### Problem:
Write out the data below in full. Keep it exact.

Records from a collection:
>>>
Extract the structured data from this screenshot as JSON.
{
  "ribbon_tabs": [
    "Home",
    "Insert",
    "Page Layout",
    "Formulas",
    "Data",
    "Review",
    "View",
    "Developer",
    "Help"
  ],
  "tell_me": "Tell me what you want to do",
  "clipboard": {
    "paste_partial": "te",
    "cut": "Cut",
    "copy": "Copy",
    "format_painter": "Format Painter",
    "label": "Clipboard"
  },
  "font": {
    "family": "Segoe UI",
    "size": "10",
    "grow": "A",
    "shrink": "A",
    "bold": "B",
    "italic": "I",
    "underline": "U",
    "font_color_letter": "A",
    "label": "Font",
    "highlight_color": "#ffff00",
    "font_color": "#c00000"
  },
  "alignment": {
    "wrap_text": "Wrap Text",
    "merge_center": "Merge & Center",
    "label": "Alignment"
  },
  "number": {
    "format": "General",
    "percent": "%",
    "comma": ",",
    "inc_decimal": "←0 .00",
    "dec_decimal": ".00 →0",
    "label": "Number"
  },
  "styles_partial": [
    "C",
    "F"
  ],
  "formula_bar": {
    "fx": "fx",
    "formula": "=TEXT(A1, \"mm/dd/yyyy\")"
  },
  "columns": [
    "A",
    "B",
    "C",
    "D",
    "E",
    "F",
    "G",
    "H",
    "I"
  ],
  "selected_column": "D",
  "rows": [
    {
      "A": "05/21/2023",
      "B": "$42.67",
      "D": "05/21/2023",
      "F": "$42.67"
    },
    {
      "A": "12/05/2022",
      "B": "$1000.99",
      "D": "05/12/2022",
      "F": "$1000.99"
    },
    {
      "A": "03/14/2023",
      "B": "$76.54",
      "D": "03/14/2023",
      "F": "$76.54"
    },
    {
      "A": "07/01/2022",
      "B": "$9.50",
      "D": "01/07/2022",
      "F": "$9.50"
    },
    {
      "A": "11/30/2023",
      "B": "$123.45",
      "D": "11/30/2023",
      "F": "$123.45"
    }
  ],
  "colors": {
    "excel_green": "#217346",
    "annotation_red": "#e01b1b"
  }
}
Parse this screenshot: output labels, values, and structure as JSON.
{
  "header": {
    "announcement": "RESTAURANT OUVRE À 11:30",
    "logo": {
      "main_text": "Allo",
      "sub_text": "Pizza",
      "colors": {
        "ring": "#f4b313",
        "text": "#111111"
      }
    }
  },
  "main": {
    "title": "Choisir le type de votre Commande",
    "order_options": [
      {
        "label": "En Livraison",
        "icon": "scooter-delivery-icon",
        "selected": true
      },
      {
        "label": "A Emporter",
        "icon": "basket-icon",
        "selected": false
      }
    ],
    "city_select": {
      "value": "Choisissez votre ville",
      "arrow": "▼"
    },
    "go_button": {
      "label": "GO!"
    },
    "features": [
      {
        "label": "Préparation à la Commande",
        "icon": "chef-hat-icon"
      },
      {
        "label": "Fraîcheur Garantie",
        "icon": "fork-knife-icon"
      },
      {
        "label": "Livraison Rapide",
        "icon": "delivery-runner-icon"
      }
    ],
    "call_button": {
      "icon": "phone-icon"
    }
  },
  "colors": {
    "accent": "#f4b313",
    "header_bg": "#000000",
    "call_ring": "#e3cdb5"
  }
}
<<<
### In response:
Extract the structured data from this screenshot as JSON.
{
  "ribbon_tabs": [
    "Home",
    "Insert",
    "Page Layout",
    "Formulas",
    "Data",
    "Review",
    "View",
    "Developer",
    "Help"
  ],
  "tell_me": "Tell me what you want to do",
  "clipboard": {
    "paste_partial": "te",
    "cut": "Cut",
    "copy": "Copy",
    "format_painter": "Format Painter",
    "label": "Clipboard"
  },
  "font": {
    "family": "Segoe UI",
    "size": "10",
    "grow": "A",
    "shrink": "A",
    "bold": "B",
    "italic": "I",
    "underline": "U",
    "font_color_letter": "A",
    "label": "Font",
    "highlight_color": "#ffff00",
    "font_color": "#c00000"
  },
  "alignment": {
    "wrap_text": "Wrap Text",
    "merge_center": "Merge & Center",
    "label": "Alignment"
  },
  "number": {
    "format": "General",
    "percent": "%",
    "comma": ",",
    "inc_decimal": "←0 .00",
    "dec_decimal": ".00 →0",
    "label": "Number"
  },
  "styles_partial": [
    "C",
    "F"
  ],
  "formula_bar": {
    "fx": "fx",
    "formula": "=TEXT(A1, \"mm/dd/yyyy\")"
  },
  "columns": [
    "A",
    "B",
    "C",
    "D",
    "E",
    "F",
    "G",
    "H",
    "I"
  ],
  "selected_column": "D",
  "rows": [
    {
      "A": "05/21/2023",
      "B": "$42.67",
      "D": "05/21/2023",
      "F": "$42.67"
    },
    {
      "A": "12/05/2022",
      "B": "$1000.99",
      "D": "05/12/2022",
      "F": "$1000.99"
    },
    {
      "A": "03/14/2023",
      "B": "$76.54",
      "D": "03/14/2023",
      "F": "$76.54"
    },
    {
      "A": "07/01/2022",
      "B": "$9.50",
      "D": "01/07/2022",
      "F": "$9.50"
    },
    {
      "A": "11/30/2023",
      "B": "$123.45",
      "D": "11/30/2023",
      "F": "$123.45"
    }
  ],
  "colors": {
    "excel_green": "#217346",
    "annotation_red": "#e01b1b"
  }
}
Parse this screenshot: output labels, values, and structure as JSON.
{
  "header": {
    "announcement": "RESTAURANT OUVRE À 11:30",
    "logo": {
      "main_text": "Allo",
      "sub_text": "Pizza",
      "colors": {
        "ring": "#f4b313",
        "text": "#111111"
      }
    }
  },
  "main": {
    "title": "Choisir le type de votre Commande",
    "order_options": [
      {
        "label": "En Livraison",
        "icon": "scooter-delivery-icon",
        "selected": true
      },
      {
        "label": "A Emporter",
        "icon": "basket-icon",
        "selected": false
      }
    ],
    "city_select": {
      "value": "Choisissez votre ville",
      "arrow": "▼"
    },
    "go_button": {
      "label": "GO!"
    },
    "features": [
      {
        "label": "Préparation à la Commande",
        "icon": "chef-hat-icon"
      },
      {
        "label": "Fraîcheur Garantie",
        "icon": "fork-knife-icon"
      },
      {
        "label": "Livraison Rapide",
        "icon": "delivery-runner-icon"
      }
    ],
    "call_button": {
      "icon": "phone-icon"
    }
  },
  "colors": {
    "accent": "#f4b313",
    "header_bg": "#000000",
    "call_ring": "#e3cdb5"
  }
}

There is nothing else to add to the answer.